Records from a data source
====
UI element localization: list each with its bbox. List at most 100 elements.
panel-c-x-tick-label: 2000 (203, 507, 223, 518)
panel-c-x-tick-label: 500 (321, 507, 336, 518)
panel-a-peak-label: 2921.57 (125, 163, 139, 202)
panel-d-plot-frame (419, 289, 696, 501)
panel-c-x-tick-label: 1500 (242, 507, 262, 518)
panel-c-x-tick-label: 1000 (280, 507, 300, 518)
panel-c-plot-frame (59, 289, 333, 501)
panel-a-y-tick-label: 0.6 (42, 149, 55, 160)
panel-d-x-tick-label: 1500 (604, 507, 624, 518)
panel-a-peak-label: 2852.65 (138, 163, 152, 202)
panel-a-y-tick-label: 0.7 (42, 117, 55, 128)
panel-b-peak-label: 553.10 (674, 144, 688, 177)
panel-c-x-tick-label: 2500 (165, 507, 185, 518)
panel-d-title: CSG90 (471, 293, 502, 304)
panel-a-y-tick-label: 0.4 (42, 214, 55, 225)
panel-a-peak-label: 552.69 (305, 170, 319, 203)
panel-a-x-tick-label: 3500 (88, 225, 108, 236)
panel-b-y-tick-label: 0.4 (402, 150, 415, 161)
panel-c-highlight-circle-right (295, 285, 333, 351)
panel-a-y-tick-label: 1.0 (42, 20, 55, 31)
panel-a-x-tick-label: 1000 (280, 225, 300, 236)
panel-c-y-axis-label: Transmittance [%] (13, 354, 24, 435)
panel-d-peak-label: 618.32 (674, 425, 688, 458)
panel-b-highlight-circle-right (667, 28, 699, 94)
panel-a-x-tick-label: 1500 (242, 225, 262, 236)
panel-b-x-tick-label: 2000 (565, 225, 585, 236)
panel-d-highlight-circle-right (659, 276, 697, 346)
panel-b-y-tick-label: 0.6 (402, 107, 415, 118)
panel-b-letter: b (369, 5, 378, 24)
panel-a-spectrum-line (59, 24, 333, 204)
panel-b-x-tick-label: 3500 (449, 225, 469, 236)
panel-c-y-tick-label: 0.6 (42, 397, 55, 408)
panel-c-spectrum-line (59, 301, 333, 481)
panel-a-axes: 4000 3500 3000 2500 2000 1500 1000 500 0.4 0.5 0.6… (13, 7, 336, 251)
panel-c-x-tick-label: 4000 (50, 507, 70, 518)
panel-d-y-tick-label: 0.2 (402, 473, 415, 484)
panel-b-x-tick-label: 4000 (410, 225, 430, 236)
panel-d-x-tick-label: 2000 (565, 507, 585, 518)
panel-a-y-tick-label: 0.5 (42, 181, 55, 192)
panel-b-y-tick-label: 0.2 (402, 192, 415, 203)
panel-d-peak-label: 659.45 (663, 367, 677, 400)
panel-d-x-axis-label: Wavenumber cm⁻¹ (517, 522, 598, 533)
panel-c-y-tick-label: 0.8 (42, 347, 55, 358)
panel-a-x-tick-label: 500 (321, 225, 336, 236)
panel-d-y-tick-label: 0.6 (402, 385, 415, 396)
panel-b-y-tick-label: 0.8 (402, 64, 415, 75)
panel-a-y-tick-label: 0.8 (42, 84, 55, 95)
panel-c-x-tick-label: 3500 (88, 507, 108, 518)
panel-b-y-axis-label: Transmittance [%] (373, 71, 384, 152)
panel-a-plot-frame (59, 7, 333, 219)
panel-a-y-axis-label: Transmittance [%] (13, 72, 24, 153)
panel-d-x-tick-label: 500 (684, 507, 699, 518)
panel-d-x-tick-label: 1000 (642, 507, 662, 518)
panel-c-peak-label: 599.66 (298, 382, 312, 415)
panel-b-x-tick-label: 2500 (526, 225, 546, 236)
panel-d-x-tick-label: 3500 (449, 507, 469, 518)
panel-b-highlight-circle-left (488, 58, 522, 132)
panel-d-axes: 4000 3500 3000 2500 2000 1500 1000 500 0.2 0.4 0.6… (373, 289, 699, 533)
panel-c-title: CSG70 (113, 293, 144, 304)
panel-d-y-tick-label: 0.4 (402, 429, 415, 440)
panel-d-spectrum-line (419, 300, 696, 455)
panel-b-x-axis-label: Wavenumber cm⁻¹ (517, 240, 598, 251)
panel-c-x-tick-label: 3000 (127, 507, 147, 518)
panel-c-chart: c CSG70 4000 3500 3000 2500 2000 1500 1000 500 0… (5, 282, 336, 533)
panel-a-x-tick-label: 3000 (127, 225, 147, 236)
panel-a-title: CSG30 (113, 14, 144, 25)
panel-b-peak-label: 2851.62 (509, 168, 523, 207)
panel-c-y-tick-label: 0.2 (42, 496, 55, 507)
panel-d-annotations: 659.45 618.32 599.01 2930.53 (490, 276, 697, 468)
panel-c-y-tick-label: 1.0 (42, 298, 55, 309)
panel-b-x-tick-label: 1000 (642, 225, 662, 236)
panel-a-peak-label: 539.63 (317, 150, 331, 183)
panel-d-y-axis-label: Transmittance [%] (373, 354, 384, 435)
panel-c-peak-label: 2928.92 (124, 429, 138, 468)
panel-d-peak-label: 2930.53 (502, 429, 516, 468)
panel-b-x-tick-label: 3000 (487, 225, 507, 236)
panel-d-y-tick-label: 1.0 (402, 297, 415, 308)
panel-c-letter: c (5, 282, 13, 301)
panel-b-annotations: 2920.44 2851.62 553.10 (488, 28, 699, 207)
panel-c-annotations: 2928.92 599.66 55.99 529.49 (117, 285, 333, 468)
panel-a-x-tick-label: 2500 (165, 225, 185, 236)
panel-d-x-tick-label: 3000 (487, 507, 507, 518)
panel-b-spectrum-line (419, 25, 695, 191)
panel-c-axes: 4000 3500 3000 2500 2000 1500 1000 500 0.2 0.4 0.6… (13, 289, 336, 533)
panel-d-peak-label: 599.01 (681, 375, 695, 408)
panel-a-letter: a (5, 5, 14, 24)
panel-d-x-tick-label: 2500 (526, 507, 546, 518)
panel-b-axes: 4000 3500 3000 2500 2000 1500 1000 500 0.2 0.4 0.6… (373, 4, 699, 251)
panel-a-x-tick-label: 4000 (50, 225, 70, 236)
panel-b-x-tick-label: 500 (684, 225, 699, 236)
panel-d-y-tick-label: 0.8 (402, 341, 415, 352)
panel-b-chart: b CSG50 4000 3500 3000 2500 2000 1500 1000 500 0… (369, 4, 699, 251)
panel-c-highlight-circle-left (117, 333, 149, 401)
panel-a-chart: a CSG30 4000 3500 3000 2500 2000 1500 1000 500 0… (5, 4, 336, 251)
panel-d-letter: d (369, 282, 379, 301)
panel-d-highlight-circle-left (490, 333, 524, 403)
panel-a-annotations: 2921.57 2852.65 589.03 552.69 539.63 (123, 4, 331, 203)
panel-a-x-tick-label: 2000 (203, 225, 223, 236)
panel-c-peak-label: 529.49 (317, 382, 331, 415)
====
## EXERCISE DESCRIPTION
Please count the lines in the material above that contain the string "circle", treating uppercase and lowercase as different. Give only the number.

## SOLUTION TO THE EXERCISE
6